EXERCISE INSTRUCTIONS: Output the lines that follow exactly as they are.

## start INFORMATION PROVIDED

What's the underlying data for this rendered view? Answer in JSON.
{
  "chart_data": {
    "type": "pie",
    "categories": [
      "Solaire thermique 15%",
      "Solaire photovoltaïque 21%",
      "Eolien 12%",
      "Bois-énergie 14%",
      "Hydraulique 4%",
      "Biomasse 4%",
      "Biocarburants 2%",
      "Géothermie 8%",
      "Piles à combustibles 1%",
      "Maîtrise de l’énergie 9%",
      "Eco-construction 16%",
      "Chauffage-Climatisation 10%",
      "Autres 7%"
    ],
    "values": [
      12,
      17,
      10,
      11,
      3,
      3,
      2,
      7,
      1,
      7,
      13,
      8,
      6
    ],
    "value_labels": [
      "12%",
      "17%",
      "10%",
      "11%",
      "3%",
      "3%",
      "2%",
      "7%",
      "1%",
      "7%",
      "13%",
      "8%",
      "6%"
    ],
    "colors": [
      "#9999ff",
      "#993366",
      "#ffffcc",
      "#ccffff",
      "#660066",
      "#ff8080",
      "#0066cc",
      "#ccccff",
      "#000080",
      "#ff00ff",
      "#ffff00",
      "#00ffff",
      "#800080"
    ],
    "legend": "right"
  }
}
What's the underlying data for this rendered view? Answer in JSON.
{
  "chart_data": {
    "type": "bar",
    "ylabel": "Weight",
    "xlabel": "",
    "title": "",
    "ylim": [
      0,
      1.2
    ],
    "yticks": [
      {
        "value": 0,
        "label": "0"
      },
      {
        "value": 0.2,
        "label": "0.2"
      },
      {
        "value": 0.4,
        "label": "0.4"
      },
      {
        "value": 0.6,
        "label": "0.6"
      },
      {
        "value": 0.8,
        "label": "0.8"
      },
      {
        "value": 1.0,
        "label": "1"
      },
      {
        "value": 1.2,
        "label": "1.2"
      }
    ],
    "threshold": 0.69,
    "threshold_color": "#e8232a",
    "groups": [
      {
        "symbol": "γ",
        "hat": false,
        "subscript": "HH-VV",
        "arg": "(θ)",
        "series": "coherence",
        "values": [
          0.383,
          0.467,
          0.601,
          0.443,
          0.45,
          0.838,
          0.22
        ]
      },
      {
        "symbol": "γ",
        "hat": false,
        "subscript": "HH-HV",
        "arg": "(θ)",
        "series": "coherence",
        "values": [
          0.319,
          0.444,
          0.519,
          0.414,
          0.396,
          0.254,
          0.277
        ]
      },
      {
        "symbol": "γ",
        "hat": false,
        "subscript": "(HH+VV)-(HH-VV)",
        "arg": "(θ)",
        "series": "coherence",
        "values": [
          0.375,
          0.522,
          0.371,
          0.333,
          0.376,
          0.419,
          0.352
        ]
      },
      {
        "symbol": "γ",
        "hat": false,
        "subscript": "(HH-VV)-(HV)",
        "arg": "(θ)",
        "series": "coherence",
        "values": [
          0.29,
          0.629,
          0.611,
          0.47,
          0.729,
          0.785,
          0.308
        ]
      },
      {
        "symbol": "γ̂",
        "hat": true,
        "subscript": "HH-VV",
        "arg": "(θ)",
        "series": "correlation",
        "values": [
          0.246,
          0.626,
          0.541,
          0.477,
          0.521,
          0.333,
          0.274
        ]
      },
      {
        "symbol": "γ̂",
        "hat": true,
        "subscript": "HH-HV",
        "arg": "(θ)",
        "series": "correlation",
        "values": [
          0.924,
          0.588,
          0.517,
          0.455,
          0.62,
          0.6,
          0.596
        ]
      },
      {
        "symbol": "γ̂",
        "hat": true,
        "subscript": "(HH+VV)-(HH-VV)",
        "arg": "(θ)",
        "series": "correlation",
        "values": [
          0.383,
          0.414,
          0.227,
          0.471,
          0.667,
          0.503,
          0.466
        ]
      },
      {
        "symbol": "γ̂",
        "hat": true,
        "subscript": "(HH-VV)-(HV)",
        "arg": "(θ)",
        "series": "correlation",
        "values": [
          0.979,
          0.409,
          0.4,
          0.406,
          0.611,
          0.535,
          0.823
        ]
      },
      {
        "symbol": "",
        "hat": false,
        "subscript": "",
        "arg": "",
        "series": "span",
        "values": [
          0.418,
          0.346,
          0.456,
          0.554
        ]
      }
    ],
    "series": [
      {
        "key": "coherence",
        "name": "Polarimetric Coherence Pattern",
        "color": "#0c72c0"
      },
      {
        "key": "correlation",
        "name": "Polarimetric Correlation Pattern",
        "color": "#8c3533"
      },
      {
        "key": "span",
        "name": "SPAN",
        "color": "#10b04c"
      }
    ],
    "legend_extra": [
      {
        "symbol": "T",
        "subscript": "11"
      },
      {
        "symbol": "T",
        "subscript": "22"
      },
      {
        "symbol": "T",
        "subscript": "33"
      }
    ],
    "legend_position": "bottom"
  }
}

## end INFORMATION PROVIDED

THE RESPONSE:
What's the underlying data for this rendered view? Answer in JSON.
{
  "chart_data": {
    "type": "pie",
    "categories": [
      "Solaire thermique 15%",
      "Solaire photovoltaïque 21%",
      "Eolien 12%",
      "Bois-énergie 14%",
      "Hydraulique 4%",
      "Biomasse 4%",
      "Biocarburants 2%",
      "Géothermie 8%",
      "Piles à combustibles 1%",
      "Maîtrise de l’énergie 9%",
      "Eco-construction 16%",
      "Chauffage-Climatisation 10%",
      "Autres 7%"
    ],
    "values": [
      12,
      17,
      10,
      11,
      3,
      3,
      2,
      7,
      1,
      7,
      13,
      8,
      6
    ],
    "value_labels": [
      "12%",
      "17%",
      "10%",
      "11%",
      "3%",
      "3%",
      "2%",
      "7%",
      "1%",
      "7%",
      "13%",
      "8%",
      "6%"
    ],
    "colors": [
      "#9999ff",
      "#993366",
      "#ffffcc",
      "#ccffff",
      "#660066",
      "#ff8080",
      "#0066cc",
      "#ccccff",
      "#000080",
      "#ff00ff",
      "#ffff00",
      "#00ffff",
      "#800080"
    ],
    "legend": "right"
  }
}
What's the underlying data for this rendered view? Answer in JSON.
{
  "chart_data": {
    "type": "bar",
    "ylabel": "Weight",
    "xlabel": "",
    "title": "",
    "ylim": [
      0,
      1.2
    ],
    "yticks": [
      {
        "value": 0,
        "label": "0"
      },
      {
        "value": 0.2,
        "label": "0.2"
      },
      {
        "value": 0.4,
        "label": "0.4"
      },
      {
        "value": 0.6,
        "label": "0.6"
      },
      {
        "value": 0.8,
        "label": "0.8"
      },
      {
        "value": 1.0,
        "label": "1"
      },
      {
        "value": 1.2,
        "label": "1.2"
      }
    ],
    "threshold": 0.69,
    "threshold_color": "#e8232a",
    "groups": [
      {
        "symbol": "γ",
        "hat": false,
        "subscript": "HH-VV",
        "arg": "(θ)",
        "series": "coherence",
        "values": [
          0.383,
          0.467,
          0.601,
          0.443,
          0.45,
          0.838,
          0.22
        ]
      },
      {
        "symbol": "γ",
        "hat": false,
        "subscript": "HH-HV",
        "arg": "(θ)",
        "series": "coherence",
        "values": [
          0.319,
          0.444,
          0.519,
          0.414,
          0.396,
          0.254,
          0.277
        ]
      },
      {
        "symbol": "γ",
        "hat": false,
        "subscript": "(HH+VV)-(HH-VV)",
        "arg": "(θ)",
        "series": "coherence",
        "values": [
          0.375,
          0.522,
          0.371,
          0.333,
          0.376,
          0.419,
          0.352
        ]
      },
      {
        "symbol": "γ",
        "hat": false,
        "subscript": "(HH-VV)-(HV)",
        "arg": "(θ)",
        "series": "coherence",
        "values": [
          0.29,
          0.629,
          0.611,
          0.47,
          0.729,
          0.785,
          0.308
        ]
      },
      {
        "symbol": "γ̂",
        "hat": true,
        "subscript": "HH-VV",
        "arg": "(θ)",
        "series": "correlation",
        "values": [
          0.246,
          0.626,
          0.541,
          0.477,
          0.521,
          0.333,
          0.274
        ]
      },
      {
        "symbol": "γ̂",
        "hat": true,
        "subscript": "HH-HV",
        "arg": "(θ)",
        "series": "correlation",
        "values": [
          0.924,
          0.588,
          0.517,
          0.455,
          0.62,
          0.6,
          0.596
        ]
      },
      {
        "symbol": "γ̂",
        "hat": true,
        "subscript": "(HH+VV)-(HH-VV)",
        "arg": "(θ)",
        "series": "correlation",
        "values": [
          0.383,
          0.414,
          0.227,
          0.471,
          0.667,
          0.503,
          0.466
        ]
      },
      {
        "symbol": "γ̂",
        "hat": true,
        "subscript": "(HH-VV)-(HV)",
        "arg": "(θ)",
        "series": "correlation",
        "values": [
          0.979,
          0.409,
          0.4,
          0.406,
          0.611,
          0.535,
          0.823
        ]
      },
      {
        "symbol": "",
        "hat": false,
        "subscript": "",
        "arg": "",
        "series": "span",
        "values": [
          0.418,
          0.346,
          0.456,
          0.554
        ]
      }
    ],
    "series": [
      {
        "key": "coherence",
        "name": "Polarimetric Coherence Pattern",
        "color": "#0c72c0"
      },
      {
        "key": "correlation",
        "name": "Polarimetric Correlation Pattern",
        "color": "#8c3533"
      },
      {
        "key": "span",
        "name": "SPAN",
        "color": "#10b04c"
      }
    ],
    "legend_extra": [
      {
        "symbol": "T",
        "subscript": "11"
      },
      {
        "symbol": "T",
        "subscript": "22"
      },
      {
        "symbol": "T",
        "subscript": "33"
      }
    ],
    "legend_position": "bottom"
  }
}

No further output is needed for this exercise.